(Source data)
* * *

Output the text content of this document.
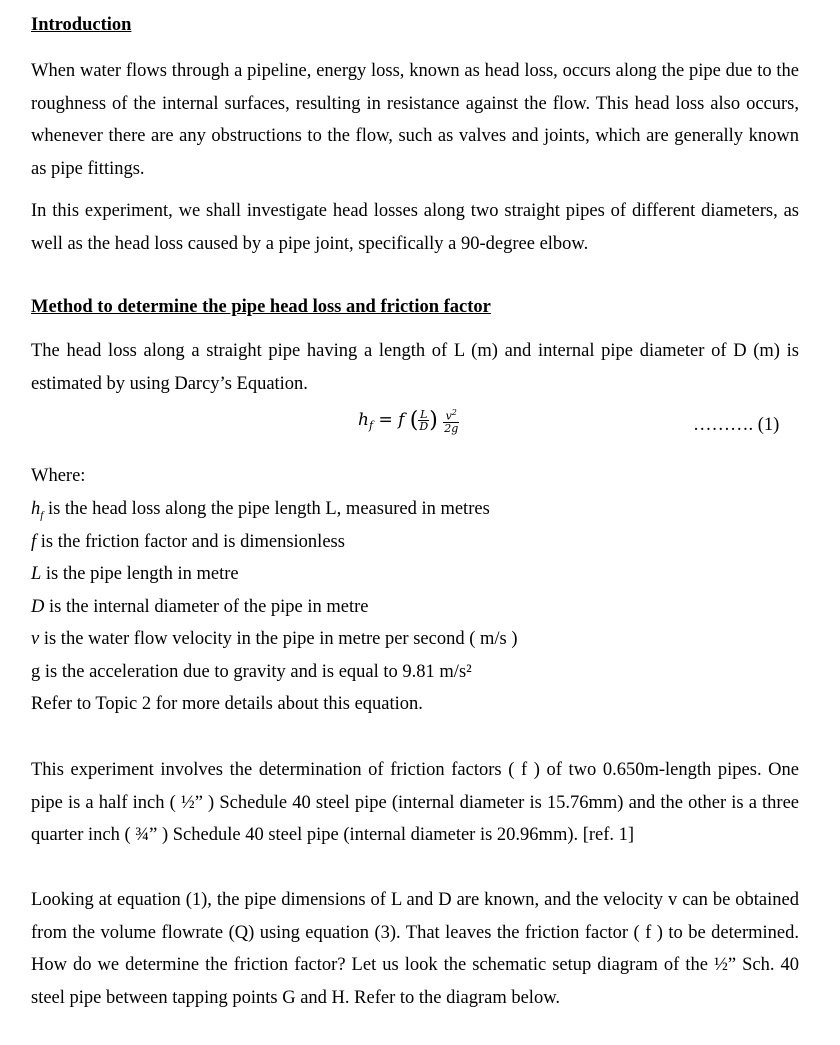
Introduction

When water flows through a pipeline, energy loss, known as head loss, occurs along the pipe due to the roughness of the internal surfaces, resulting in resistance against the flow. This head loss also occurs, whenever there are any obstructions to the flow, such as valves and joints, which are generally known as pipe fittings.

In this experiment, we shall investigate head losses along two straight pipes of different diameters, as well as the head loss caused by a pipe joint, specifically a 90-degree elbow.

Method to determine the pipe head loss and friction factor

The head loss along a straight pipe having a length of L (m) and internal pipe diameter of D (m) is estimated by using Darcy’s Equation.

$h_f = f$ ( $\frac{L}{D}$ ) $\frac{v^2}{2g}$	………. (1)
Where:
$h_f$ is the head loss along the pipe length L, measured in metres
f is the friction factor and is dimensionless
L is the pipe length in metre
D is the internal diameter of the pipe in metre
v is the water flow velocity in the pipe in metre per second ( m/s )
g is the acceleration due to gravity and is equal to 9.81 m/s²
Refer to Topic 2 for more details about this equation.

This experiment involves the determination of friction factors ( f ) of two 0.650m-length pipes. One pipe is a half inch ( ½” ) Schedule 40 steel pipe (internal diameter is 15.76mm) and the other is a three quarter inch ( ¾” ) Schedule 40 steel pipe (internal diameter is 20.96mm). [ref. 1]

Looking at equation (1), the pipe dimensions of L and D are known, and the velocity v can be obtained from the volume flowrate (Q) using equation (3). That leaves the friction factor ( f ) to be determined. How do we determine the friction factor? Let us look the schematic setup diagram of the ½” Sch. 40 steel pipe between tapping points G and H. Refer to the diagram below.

* * *

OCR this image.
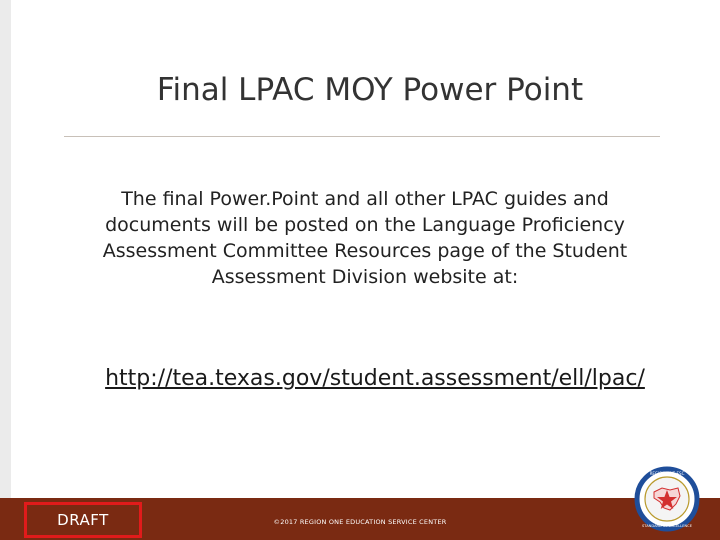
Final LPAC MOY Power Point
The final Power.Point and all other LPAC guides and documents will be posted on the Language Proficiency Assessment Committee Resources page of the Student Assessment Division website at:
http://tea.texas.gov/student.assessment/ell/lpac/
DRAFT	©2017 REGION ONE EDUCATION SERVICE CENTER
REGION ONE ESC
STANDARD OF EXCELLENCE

* * *

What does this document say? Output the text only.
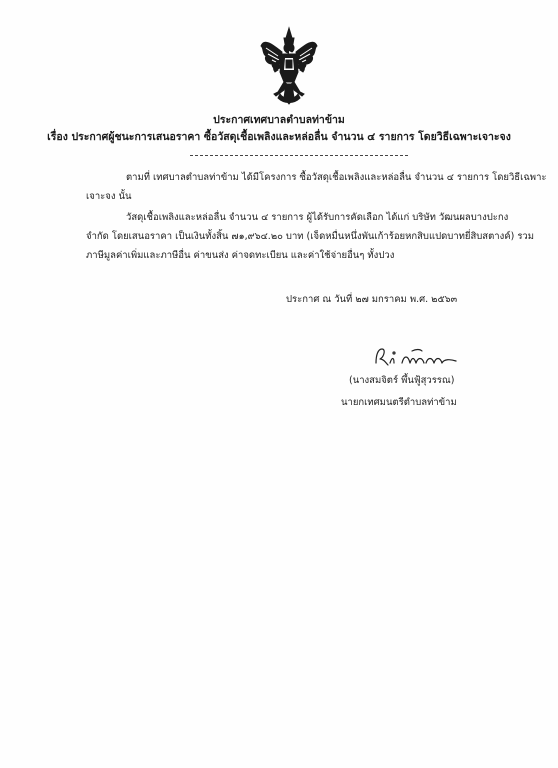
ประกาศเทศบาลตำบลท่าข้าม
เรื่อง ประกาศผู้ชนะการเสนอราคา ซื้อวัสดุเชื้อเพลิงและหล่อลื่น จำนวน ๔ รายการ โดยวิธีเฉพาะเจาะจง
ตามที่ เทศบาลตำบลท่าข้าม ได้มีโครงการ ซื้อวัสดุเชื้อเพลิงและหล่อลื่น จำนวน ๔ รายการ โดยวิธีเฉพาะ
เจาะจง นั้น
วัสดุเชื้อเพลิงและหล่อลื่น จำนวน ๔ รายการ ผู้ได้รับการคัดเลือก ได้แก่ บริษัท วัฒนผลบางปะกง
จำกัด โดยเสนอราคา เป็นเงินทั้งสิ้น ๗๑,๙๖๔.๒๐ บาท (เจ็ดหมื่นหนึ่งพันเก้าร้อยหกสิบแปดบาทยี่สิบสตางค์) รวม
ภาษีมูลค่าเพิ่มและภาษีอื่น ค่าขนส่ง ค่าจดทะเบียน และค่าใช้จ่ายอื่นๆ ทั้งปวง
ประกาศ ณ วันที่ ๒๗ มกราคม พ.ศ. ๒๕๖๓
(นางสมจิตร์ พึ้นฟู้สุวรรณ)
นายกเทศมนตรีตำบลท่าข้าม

* * *

| Task to complete |
Identify each line in the entries with the word "รายการ" and copy it.

| Answer to the problem |
เรื่อง ประกาศผู้ชนะการเสนอราคา ซื้อวัสดุเชื้อเพลิงและหล่อลื่น จำนวน ๔ รายการ โดยวิธีเฉพาะเจาะจง
ตามที่ เทศบาลตำบลท่าข้าม ได้มีโครงการ ซื้อวัสดุเชื้อเพลิงและหล่อลื่น จำนวน ๔ รายการ โดยวิธีเฉพาะ
วัสดุเชื้อเพลิงและหล่อลื่น จำนวน ๔ รายการ ผู้ได้รับการคัดเลือก ได้แก่ บริษัท วัฒนผลบางปะกง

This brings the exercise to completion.